▶ [Page excerpt]
□ □ □ □

Russian businessman and financier (born 1972)

Mikail O. Shishkhanov (Russian: Микаил Османович Шишханов) is a Russian businessman and financier.

He was the main shareholder of Russian Binbank between 2017. At that time he had was worth $2.3 billion and took 44th place in the Russian ranking of Forbes magazine. In September 2017, the Russian central bank compulsory took over Binbank, resulting in Shishkhanov losing the bank and all his assets.

On July 3, 2023, the Arbitration Court of the Moscow Region declared him bankrupt. He was charged with a debt of 853 billion rubles. The court ordered the selling Shishkhanov's remaining property to cover the debt.

== Early life and education==
Mikail Shishkhanov was born on August 6, 1972, in Grozny (capital city of the Chechen Republic, Russia).

□ □ □ □

▶ [Written exercise 1]
Edit the Shishkhanov biography by copying it from the words "Mikail O. Shishkhanov" through the words "all his assets.", changing "businessman" to "entrepreneur".
▶ [Written exercise 2]
Pick up the Shishkhanov biography after its last sentence and carry it on.

▶ [Data lines]

□ □ □ □

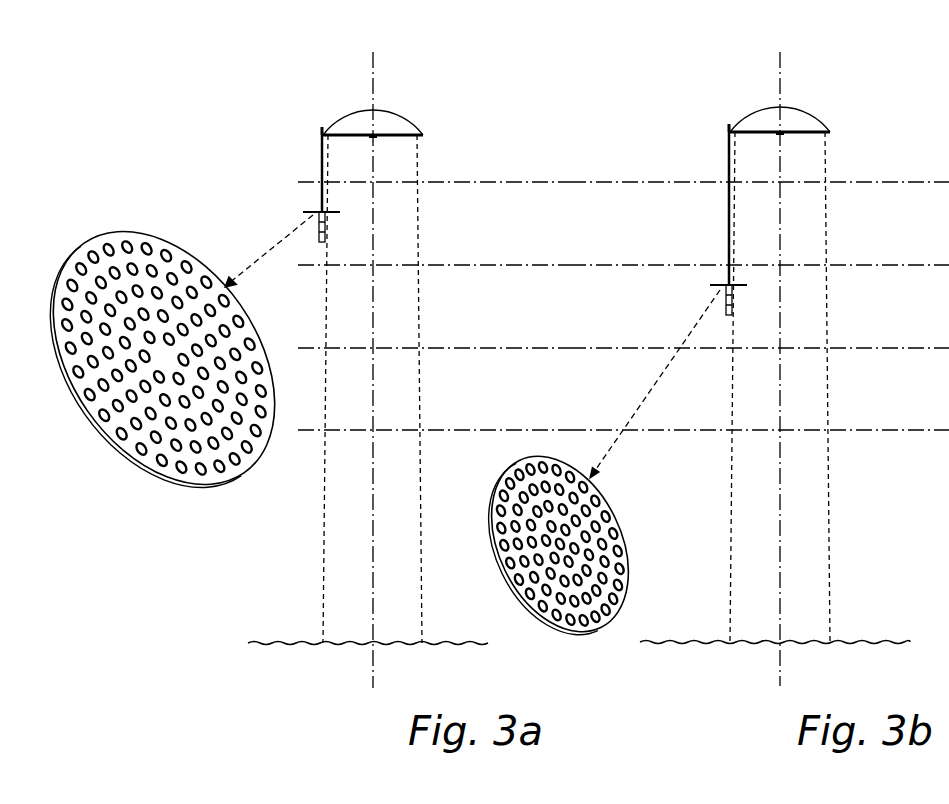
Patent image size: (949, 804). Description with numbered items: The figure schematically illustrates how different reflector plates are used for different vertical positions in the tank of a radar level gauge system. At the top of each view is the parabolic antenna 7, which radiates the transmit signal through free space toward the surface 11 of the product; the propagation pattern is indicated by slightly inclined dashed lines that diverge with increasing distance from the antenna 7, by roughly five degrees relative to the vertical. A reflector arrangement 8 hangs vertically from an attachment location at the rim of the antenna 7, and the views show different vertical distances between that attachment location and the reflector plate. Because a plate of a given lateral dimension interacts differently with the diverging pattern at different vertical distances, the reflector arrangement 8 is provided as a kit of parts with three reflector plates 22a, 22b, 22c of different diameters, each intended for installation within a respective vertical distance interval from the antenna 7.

□ □ □ □

▶ [Expected output 1]
Mikail O. Shishkhanov (Russian: Микаил Османович Шишханов) is a Russian entrepreneur and financier.

He was the main shareholder of Russian Binbank between 2017. At that time he had was worth $2.3 billion and took 44th place in the Russian ranking of Forbes magazine. In September 2017, the Russian central bank compulsory took over Binbank, resulting in Shishkhanov losing the bank and all his assets.

▶ [Expected output 2]
In 1995 he graduated from Patrice Lumumba Peoples' Friendship University of Russia with a master's degree in economics and law and in 2000. Shishkhanov became a Doctor of Economics, a Ph.D. in law, and Associate Member of the Russian Academy of Natural Sciences.

He is married and has four children. His hobbies are chess and boxing.

== Career ==
Shishkhanov was the majority shareholder (59.4%) of B&N Bank (Public Joint-Stock Company) and the owner of ROST Bank until 2017.

In September 2017, the Russian government Under the compulsory recovery through the Banking Sector Consolidation Fund (FCBS), took over Binbank, Rost Bank, Binbank Digital and Uralprivatbank without compensation. As a result, Shishkhanov lost the banks, but also industrial assets and left the Forbes list of the richest entrepreneurs.

Prior to 2017, Shishkhanov was also the former co-owner of several leading development companies.(INTECO Russian corporate site, Private joint-stock company “Patriot” (total shareholding was 95%.))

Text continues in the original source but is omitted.